-- Start of Exercise data --

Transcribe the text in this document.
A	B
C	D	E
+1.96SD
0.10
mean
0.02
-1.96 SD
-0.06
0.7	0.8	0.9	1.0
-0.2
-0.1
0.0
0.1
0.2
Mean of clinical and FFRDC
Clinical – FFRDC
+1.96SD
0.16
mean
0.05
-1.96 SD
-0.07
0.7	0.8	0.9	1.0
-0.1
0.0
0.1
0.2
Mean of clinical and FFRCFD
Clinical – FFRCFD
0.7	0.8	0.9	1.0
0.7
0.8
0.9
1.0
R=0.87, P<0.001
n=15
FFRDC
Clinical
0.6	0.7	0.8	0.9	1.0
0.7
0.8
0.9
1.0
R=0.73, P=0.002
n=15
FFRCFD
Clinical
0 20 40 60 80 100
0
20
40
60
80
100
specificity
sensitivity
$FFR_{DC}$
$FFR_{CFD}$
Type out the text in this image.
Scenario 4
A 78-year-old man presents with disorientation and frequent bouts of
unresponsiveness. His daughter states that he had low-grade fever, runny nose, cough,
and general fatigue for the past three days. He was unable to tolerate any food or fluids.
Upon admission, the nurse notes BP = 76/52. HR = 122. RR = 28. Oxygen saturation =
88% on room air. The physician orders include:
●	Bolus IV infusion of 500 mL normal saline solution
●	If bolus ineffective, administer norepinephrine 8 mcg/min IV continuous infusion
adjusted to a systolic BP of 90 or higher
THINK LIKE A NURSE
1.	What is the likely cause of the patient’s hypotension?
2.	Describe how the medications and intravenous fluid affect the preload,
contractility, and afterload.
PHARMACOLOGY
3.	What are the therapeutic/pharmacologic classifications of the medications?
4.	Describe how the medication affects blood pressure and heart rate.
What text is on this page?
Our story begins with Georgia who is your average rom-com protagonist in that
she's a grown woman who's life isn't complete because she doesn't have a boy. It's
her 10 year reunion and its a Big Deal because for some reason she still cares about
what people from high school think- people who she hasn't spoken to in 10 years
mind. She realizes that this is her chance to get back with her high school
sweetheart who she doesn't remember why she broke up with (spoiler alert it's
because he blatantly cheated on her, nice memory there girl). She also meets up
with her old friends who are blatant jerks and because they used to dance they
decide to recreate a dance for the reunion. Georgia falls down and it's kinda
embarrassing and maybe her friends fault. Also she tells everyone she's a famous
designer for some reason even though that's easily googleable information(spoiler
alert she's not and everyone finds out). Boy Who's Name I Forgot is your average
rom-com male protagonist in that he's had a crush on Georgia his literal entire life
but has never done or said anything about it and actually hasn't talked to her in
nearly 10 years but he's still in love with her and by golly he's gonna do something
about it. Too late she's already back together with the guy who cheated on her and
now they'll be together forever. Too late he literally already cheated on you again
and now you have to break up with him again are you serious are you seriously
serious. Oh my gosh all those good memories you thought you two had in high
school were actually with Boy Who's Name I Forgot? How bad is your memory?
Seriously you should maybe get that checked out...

-- End of Exercise data --

▶ The exercise
Would you copy out each line exactly as written?

▶ Complete output
Transcribe the text in this document.
A	B
C	D	E
+1.96SD
0.10
mean
0.02
-1.96 SD
-0.06
0.7	0.8	0.9	1.0
-0.2
-0.1
0.0
0.1
0.2
Mean of clinical and FFRDC
Clinical – FFRDC
+1.96SD
0.16
mean
0.05
-1.96 SD
-0.07
0.7	0.8	0.9	1.0
-0.1
0.0
0.1
0.2
Mean of clinical and FFRCFD
Clinical – FFRCFD
0.7	0.8	0.9	1.0
0.7
0.8
0.9
1.0
R=0.87, P<0.001
n=15
FFRDC
Clinical
0.6	0.7	0.8	0.9	1.0
0.7
0.8
0.9
1.0
R=0.73, P=0.002
n=15
FFRCFD
Clinical
0 20 40 60 80 100
0
20
40
60
80
100
specificity
sensitivity
$FFR_{DC}$
$FFR_{CFD}$
Type out the text in this image.
Scenario 4
A 78-year-old man presents with disorientation and frequent bouts of
unresponsiveness. His daughter states that he had low-grade fever, runny nose, cough,
and general fatigue for the past three days. He was unable to tolerate any food or fluids.
Upon admission, the nurse notes BP = 76/52. HR = 122. RR = 28. Oxygen saturation =
88% on room air. The physician orders include:
●	Bolus IV infusion of 500 mL normal saline solution
●	If bolus ineffective, administer norepinephrine 8 mcg/min IV continuous infusion
adjusted to a systolic BP of 90 or higher
THINK LIKE A NURSE
1.	What is the likely cause of the patient’s hypotension?
2.	Describe how the medications and intravenous fluid affect the preload,
contractility, and afterload.
PHARMACOLOGY
3.	What are the therapeutic/pharmacologic classifications of the medications?
4.	Describe how the medication affects blood pressure and heart rate.
What text is on this page?
Our story begins with Georgia who is your average rom-com protagonist in that
she's a grown woman who's life isn't complete because she doesn't have a boy. It's
her 10 year reunion and its a Big Deal because for some reason she still cares about
what people from high school think- people who she hasn't spoken to in 10 years
mind. She realizes that this is her chance to get back with her high school
sweetheart who she doesn't remember why she broke up with (spoiler alert it's
because he blatantly cheated on her, nice memory there girl). She also meets up
with her old friends who are blatant jerks and because they used to dance they
decide to recreate a dance for the reunion. Georgia falls down and it's kinda
embarrassing and maybe her friends fault. Also she tells everyone she's a famous
designer for some reason even though that's easily googleable information(spoiler
alert she's not and everyone finds out). Boy Who's Name I Forgot is your average
rom-com male protagonist in that he's had a crush on Georgia his literal entire life
but has never done or said anything about it and actually hasn't talked to her in
nearly 10 years but he's still in love with her and by golly he's gonna do something
about it. Too late she's already back together with the guy who cheated on her and
now they'll be together forever. Too late he literally already cheated on you again
and now you have to break up with him again are you serious are you seriously
serious. Oh my gosh all those good memories you thought you two had in high
school were actually with Boy Who's Name I Forgot? How bad is your memory?
Seriously you should maybe get that checked out...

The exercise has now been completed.